- **What is being asked**:
List, from the lines below, each one with "label" in it.

- **Excerpted data**:
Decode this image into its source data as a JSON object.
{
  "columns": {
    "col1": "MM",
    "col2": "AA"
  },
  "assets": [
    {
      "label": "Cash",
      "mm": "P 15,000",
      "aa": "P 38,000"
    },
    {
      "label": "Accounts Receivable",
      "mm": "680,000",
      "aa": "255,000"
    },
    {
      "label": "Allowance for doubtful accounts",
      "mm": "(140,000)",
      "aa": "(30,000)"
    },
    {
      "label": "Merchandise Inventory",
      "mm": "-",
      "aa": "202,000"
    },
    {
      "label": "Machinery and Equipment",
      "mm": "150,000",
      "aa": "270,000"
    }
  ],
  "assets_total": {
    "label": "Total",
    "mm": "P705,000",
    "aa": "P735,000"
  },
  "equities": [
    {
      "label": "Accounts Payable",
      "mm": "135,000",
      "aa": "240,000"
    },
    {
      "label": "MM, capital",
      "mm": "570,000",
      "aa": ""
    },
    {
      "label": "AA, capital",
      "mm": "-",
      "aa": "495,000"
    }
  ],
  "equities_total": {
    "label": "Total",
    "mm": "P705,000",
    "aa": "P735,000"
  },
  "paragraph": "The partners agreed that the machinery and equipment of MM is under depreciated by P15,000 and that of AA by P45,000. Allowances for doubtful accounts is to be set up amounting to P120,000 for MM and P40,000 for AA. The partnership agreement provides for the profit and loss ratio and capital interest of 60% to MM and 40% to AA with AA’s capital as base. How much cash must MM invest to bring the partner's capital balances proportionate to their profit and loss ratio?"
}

- **Solution for this task**:
      "label": "Cash",
      "label": "Accounts Receivable",
      "label": "Allowance for doubtful accounts",
      "label": "Merchandise Inventory",
      "label": "Machinery and Equipment",
    "label": "Total",
      "label": "Accounts Payable",
      "label": "MM, capital",
      "label": "AA, capital",
    "label": "Total",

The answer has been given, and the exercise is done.